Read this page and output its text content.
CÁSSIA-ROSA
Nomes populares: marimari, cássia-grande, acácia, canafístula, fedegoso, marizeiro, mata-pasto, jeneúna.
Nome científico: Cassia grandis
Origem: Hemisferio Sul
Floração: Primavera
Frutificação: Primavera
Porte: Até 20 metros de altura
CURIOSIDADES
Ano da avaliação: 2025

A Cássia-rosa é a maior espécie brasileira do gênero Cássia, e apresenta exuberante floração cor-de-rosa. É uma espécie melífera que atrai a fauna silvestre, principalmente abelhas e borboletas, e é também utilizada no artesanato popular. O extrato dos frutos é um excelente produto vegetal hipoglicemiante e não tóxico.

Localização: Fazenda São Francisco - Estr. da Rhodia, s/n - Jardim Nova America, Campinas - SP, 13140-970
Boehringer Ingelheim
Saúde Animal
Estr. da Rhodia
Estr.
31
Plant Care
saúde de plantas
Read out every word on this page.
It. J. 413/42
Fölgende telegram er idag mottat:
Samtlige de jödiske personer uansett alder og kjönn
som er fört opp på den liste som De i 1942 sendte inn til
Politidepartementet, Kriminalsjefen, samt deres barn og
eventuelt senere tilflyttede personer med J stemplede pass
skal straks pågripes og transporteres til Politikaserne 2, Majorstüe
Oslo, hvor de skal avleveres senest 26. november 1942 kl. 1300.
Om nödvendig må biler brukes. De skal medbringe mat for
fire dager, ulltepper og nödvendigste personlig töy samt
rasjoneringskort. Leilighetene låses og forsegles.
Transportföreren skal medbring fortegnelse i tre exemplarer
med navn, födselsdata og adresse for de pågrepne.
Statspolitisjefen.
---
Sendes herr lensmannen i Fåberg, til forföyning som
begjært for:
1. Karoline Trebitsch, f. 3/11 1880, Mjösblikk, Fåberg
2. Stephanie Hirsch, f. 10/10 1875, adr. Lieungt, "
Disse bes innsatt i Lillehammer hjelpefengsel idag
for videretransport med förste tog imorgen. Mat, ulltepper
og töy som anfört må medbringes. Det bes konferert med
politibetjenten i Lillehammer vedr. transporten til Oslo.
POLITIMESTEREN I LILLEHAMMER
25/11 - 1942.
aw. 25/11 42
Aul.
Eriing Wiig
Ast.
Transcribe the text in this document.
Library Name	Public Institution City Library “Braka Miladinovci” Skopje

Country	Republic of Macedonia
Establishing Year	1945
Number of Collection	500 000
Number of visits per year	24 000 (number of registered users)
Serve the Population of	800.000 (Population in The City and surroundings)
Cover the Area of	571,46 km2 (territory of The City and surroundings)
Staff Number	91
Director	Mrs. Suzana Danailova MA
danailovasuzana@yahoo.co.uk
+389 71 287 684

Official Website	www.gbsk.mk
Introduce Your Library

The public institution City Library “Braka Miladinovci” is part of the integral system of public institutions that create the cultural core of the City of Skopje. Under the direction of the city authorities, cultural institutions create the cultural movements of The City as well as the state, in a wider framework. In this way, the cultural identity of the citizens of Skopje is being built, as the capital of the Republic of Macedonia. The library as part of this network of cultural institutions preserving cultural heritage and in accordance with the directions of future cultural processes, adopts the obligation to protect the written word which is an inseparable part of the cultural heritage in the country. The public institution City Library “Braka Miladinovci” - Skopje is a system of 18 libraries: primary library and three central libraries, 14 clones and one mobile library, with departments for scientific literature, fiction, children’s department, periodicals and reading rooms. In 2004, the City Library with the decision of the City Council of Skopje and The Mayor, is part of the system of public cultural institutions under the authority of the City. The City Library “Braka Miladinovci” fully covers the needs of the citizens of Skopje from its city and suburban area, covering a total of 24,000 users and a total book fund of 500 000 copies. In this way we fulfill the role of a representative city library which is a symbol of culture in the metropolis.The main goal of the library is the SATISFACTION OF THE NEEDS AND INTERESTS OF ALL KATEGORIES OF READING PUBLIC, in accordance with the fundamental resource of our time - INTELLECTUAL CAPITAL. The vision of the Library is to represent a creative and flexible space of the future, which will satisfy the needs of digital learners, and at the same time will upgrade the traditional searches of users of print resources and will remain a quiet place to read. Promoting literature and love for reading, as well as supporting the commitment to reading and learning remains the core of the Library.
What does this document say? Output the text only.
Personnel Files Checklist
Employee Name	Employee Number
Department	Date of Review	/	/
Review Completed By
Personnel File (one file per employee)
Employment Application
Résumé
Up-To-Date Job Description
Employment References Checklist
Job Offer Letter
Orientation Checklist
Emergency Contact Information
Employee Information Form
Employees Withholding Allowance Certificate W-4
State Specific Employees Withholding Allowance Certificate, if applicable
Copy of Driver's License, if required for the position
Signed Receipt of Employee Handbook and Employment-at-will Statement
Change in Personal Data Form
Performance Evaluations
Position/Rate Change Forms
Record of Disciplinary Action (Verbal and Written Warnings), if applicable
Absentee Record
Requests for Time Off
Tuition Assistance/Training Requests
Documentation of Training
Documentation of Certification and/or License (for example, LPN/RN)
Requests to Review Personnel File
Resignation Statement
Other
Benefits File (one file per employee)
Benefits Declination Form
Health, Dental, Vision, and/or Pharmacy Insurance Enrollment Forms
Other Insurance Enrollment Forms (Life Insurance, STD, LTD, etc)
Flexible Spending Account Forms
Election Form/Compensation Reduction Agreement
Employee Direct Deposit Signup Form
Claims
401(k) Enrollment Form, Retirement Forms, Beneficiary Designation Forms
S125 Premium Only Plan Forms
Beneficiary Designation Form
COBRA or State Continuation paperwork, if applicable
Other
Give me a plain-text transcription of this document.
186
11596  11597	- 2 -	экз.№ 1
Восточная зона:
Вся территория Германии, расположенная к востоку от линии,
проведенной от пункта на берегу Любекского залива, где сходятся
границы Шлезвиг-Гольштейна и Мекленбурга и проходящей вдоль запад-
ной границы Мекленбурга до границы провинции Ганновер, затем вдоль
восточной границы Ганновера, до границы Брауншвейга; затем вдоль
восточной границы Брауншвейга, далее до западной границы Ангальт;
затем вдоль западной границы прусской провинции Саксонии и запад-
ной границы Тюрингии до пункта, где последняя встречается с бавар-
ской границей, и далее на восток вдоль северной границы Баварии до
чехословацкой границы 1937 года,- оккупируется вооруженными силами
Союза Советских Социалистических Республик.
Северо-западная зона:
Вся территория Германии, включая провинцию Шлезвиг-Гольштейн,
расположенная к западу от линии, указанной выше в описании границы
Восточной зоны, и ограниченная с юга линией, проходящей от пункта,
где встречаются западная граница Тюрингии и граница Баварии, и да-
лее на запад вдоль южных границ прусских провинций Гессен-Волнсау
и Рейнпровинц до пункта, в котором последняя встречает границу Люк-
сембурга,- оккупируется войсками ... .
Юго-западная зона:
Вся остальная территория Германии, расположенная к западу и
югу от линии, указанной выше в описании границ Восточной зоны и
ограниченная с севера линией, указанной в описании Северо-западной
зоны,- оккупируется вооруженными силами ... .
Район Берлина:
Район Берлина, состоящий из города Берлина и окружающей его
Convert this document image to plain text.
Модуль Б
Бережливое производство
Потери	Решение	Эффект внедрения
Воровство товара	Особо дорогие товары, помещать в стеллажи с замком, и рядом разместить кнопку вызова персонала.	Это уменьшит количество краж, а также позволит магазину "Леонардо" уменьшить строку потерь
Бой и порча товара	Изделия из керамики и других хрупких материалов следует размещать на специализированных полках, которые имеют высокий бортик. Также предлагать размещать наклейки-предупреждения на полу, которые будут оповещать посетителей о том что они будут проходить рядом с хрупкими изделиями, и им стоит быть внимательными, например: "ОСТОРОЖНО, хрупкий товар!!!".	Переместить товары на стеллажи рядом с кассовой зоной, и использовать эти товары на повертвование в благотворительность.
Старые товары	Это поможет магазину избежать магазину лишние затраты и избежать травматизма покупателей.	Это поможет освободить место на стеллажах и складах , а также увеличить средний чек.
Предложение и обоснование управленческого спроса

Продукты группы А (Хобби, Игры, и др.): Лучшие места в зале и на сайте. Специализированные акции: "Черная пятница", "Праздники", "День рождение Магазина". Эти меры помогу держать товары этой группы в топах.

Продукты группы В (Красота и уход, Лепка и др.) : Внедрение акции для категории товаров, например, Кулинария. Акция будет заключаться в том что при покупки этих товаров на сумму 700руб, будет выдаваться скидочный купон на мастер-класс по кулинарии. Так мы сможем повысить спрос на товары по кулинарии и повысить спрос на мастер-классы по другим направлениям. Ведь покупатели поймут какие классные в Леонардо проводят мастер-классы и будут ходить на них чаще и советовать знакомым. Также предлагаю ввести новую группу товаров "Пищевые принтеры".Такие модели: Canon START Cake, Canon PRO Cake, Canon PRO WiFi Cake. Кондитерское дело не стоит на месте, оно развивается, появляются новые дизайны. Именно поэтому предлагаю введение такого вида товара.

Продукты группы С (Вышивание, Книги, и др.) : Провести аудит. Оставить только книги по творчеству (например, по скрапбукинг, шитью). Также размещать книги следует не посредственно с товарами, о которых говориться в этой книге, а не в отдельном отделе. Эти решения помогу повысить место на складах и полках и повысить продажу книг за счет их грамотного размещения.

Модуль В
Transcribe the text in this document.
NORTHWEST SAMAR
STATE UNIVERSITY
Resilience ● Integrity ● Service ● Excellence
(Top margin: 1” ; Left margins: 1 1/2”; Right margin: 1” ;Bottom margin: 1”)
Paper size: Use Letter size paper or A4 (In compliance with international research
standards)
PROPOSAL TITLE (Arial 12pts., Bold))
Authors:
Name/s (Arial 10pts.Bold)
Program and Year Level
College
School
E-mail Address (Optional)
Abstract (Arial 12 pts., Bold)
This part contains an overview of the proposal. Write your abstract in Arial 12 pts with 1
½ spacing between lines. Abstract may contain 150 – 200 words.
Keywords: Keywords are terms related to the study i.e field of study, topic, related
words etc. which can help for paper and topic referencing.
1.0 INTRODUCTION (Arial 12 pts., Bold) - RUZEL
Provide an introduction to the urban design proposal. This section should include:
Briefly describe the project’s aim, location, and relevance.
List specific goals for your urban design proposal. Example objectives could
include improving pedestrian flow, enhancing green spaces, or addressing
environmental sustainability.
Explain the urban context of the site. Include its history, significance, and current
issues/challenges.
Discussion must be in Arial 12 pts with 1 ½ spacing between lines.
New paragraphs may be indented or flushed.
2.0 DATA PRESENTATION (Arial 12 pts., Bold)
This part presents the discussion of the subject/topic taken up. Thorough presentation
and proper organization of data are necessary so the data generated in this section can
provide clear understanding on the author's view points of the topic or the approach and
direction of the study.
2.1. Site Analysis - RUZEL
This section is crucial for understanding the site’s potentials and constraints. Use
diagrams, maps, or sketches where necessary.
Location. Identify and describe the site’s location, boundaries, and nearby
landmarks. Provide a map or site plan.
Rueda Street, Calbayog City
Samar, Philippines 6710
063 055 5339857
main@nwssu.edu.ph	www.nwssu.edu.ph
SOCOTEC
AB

++++++++++

#### What the exercise asks
Count the lines in the records above that hold the word "полках", and give only that number.

#### Result of the task
2